### Written instruction
Each line that follows is to be retyped exactly.

### Given data
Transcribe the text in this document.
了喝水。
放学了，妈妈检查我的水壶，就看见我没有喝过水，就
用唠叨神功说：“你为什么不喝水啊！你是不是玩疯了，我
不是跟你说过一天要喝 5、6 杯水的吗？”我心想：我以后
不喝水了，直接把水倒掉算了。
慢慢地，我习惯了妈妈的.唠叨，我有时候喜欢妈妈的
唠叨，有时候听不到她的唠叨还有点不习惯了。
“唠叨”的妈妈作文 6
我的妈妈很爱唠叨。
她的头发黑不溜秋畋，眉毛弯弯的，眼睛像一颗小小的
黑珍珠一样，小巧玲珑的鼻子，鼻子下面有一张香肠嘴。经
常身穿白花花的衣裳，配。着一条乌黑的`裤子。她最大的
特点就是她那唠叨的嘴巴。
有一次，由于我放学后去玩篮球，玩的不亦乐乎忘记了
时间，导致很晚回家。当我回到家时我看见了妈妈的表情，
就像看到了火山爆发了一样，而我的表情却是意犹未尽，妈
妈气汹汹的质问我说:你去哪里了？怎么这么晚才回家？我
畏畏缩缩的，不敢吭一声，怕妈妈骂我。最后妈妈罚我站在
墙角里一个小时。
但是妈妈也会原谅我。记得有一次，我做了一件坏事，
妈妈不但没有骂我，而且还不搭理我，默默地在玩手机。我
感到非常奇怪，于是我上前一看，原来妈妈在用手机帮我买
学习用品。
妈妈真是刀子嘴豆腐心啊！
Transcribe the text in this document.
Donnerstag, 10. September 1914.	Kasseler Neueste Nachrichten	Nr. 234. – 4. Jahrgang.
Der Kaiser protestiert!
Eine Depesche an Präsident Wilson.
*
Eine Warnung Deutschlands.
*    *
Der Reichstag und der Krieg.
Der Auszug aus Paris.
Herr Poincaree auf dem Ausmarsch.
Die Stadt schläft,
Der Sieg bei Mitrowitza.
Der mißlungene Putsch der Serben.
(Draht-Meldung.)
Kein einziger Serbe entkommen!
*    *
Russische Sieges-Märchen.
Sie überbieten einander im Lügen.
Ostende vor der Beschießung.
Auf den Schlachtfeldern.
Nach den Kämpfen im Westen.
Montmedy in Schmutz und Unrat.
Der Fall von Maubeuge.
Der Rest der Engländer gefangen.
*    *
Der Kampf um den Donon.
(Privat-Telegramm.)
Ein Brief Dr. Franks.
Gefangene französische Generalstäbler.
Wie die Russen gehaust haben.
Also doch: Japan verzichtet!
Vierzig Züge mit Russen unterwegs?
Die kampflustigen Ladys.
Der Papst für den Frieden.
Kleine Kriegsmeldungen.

### Solved exercise
Transcribe the text in this document.
了喝水。
放学了，妈妈检查我的水壶，就看见我没有喝过水，就
用唠叨神功说：“你为什么不喝水啊！你是不是玩疯了，我
不是跟你说过一天要喝 5、6 杯水的吗？”我心想：我以后
不喝水了，直接把水倒掉算了。
慢慢地，我习惯了妈妈的.唠叨，我有时候喜欢妈妈的
唠叨，有时候听不到她的唠叨还有点不习惯了。
“唠叨”的妈妈作文 6
我的妈妈很爱唠叨。
她的头发黑不溜秋畋，眉毛弯弯的，眼睛像一颗小小的
黑珍珠一样，小巧玲珑的鼻子，鼻子下面有一张香肠嘴。经
常身穿白花花的衣裳，配。着一条乌黑的`裤子。她最大的
特点就是她那唠叨的嘴巴。
有一次，由于我放学后去玩篮球，玩的不亦乐乎忘记了
时间，导致很晚回家。当我回到家时我看见了妈妈的表情，
就像看到了火山爆发了一样，而我的表情却是意犹未尽，妈
妈气汹汹的质问我说:你去哪里了？怎么这么晚才回家？我
畏畏缩缩的，不敢吭一声，怕妈妈骂我。最后妈妈罚我站在
墙角里一个小时。
但是妈妈也会原谅我。记得有一次，我做了一件坏事，
妈妈不但没有骂我，而且还不搭理我，默默地在玩手机。我
感到非常奇怪，于是我上前一看，原来妈妈在用手机帮我买
学习用品。
妈妈真是刀子嘴豆腐心啊！
Transcribe the text in this document.
Donnerstag, 10. September 1914.	Kasseler Neueste Nachrichten	Nr. 234. – 4. Jahrgang.
Der Kaiser protestiert!
Eine Depesche an Präsident Wilson.
*
Eine Warnung Deutschlands.
*    *
Der Reichstag und der Krieg.
Der Auszug aus Paris.
Herr Poincaree auf dem Ausmarsch.
Die Stadt schläft,
Der Sieg bei Mitrowitza.
Der mißlungene Putsch der Serben.
(Draht-Meldung.)
Kein einziger Serbe entkommen!
*    *
Russische Sieges-Märchen.
Sie überbieten einander im Lügen.
Ostende vor der Beschießung.
Auf den Schlachtfeldern.
Nach den Kämpfen im Westen.
Montmedy in Schmutz und Unrat.
Der Fall von Maubeuge.
Der Rest der Engländer gefangen.
*    *
Der Kampf um den Donon.
(Privat-Telegramm.)
Ein Brief Dr. Franks.
Gefangene französische Generalstäbler.
Wie die Russen gehaust haben.
Also doch: Japan verzichtet!
Vierzig Züge mit Russen unterwegs?
Die kampflustigen Ladys.
Der Papst für den Frieden.
Kleine Kriegsmeldungen.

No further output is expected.